Stored entries:
★ ★ ★ ★ ★

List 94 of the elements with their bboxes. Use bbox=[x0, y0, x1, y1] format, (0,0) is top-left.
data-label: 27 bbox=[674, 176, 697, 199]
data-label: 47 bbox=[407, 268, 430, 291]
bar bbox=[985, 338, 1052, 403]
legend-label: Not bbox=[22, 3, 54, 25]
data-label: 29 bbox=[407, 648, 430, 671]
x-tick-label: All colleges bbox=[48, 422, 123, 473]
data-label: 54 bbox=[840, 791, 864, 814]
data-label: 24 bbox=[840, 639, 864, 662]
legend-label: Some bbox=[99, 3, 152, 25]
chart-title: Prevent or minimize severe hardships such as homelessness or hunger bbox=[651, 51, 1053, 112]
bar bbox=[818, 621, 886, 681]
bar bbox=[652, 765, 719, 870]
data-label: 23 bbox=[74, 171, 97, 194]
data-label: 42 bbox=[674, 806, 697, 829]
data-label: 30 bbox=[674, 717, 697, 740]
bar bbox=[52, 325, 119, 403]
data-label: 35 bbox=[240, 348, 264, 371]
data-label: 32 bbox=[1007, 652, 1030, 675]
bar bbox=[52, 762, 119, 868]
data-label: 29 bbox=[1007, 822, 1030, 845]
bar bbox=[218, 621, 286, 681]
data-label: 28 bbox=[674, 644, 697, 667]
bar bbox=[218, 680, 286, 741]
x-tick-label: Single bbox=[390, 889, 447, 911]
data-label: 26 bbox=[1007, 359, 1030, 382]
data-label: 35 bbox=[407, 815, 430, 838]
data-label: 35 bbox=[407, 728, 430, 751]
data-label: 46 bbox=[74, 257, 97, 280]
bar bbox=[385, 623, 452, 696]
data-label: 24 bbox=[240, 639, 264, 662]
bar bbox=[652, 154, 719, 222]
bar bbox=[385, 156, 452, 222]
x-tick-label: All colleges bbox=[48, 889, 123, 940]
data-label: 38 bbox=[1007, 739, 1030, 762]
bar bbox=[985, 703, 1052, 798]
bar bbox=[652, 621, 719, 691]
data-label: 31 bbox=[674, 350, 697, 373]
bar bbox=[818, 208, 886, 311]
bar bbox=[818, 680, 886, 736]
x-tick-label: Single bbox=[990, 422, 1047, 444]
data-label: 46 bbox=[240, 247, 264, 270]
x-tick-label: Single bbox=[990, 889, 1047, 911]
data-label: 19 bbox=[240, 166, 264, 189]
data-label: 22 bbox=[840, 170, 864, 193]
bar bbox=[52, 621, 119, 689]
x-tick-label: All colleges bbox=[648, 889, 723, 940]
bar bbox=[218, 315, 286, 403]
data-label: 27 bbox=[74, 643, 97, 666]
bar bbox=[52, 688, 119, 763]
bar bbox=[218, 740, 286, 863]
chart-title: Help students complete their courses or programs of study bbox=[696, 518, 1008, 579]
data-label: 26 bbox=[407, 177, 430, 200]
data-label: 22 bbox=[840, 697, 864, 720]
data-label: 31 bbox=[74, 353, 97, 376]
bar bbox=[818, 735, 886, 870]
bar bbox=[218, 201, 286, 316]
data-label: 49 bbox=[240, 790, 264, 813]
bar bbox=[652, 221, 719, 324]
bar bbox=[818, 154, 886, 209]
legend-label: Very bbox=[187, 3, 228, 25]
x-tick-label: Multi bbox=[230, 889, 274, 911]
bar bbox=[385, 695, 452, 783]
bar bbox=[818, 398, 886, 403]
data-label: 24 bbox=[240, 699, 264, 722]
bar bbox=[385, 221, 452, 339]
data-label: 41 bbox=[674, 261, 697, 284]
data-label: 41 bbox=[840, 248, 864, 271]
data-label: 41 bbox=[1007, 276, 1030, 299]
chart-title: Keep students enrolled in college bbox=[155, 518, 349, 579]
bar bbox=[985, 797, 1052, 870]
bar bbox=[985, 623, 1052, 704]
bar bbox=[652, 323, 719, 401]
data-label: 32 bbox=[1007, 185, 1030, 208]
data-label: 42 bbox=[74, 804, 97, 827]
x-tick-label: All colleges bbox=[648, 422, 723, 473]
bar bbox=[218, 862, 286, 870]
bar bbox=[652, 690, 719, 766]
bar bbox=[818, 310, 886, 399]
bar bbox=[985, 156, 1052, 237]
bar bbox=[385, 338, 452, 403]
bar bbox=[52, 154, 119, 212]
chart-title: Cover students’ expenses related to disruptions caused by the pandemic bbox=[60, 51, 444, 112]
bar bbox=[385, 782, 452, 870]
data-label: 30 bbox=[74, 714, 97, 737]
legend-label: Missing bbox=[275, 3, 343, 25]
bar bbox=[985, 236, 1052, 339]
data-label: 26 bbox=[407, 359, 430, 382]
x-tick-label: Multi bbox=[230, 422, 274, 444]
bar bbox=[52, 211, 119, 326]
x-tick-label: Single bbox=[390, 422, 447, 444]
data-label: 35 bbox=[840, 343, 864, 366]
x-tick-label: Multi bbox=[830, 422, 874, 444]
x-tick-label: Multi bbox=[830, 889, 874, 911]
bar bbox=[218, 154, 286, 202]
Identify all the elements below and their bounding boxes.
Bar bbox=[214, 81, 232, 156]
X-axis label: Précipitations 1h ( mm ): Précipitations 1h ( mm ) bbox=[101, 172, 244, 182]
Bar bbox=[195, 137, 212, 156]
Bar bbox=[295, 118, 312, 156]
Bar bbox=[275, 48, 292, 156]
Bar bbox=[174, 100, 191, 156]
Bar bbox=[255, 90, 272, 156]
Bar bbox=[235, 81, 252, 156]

★ ★ ★ ★ ★

> **Aim of the exercise**
Output the lines without any change, from the first one through the line containing "bar bbox=[818, 735, 886, 870]".

> **Right answer**
List 94 of the elements with their bboxes. Use bbox=[x0, y0, x1, y1] format, (0,0) is top-left.
data-label: 27 bbox=[674, 176, 697, 199]
data-label: 47 bbox=[407, 268, 430, 291]
bar bbox=[985, 338, 1052, 403]
legend-label: Not bbox=[22, 3, 54, 25]
data-label: 29 bbox=[407, 648, 430, 671]
x-tick-label: All colleges bbox=[48, 422, 123, 473]
data-label: 54 bbox=[840, 791, 864, 814]
data-label: 24 bbox=[840, 639, 864, 662]
legend-label: Some bbox=[99, 3, 152, 25]
chart-title: Prevent or minimize severe hardships such as homelessness or hunger bbox=[651, 51, 1053, 112]
bar bbox=[818, 621, 886, 681]
bar bbox=[652, 765, 719, 870]
data-label: 23 bbox=[74, 171, 97, 194]
data-label: 42 bbox=[674, 806, 697, 829]
data-label: 30 bbox=[674, 717, 697, 740]
bar bbox=[52, 325, 119, 403]
data-label: 35 bbox=[240, 348, 264, 371]
data-label: 32 bbox=[1007, 652, 1030, 675]
bar bbox=[52, 762, 119, 868]
data-label: 29 bbox=[1007, 822, 1030, 845]
bar bbox=[218, 621, 286, 681]
data-label: 28 bbox=[674, 644, 697, 667]
bar bbox=[218, 680, 286, 741]
x-tick-label: Single bbox=[390, 889, 447, 911]
data-label: 26 bbox=[1007, 359, 1030, 382]
data-label: 35 bbox=[407, 815, 430, 838]
data-label: 35 bbox=[407, 728, 430, 751]
data-label: 46 bbox=[74, 257, 97, 280]
bar bbox=[385, 623, 452, 696]
data-label: 24 bbox=[240, 639, 264, 662]
bar bbox=[652, 154, 719, 222]
bar bbox=[385, 156, 452, 222]
x-tick-label: All colleges bbox=[48, 889, 123, 940]
data-label: 38 bbox=[1007, 739, 1030, 762]
bar bbox=[985, 703, 1052, 798]
bar bbox=[652, 621, 719, 691]
data-label: 31 bbox=[674, 350, 697, 373]
bar bbox=[818, 208, 886, 311]
bar bbox=[818, 680, 886, 736]
x-tick-label: Single bbox=[990, 422, 1047, 444]
data-label: 46 bbox=[240, 247, 264, 270]
x-tick-label: Single bbox=[990, 889, 1047, 911]
data-label: 19 bbox=[240, 166, 264, 189]
data-label: 22 bbox=[840, 170, 864, 193]
bar bbox=[52, 621, 119, 689]
x-tick-label: All colleges bbox=[648, 889, 723, 940]
bar bbox=[218, 315, 286, 403]
data-label: 27 bbox=[74, 643, 97, 666]
bar bbox=[52, 688, 119, 763]
bar bbox=[218, 740, 286, 863]
chart-title: Help students complete their courses or programs of study bbox=[696, 518, 1008, 579]
data-label: 26 bbox=[407, 177, 430, 200]
data-label: 22 bbox=[840, 697, 864, 720]
data-label: 31 bbox=[74, 353, 97, 376]
bar bbox=[818, 735, 886, 870]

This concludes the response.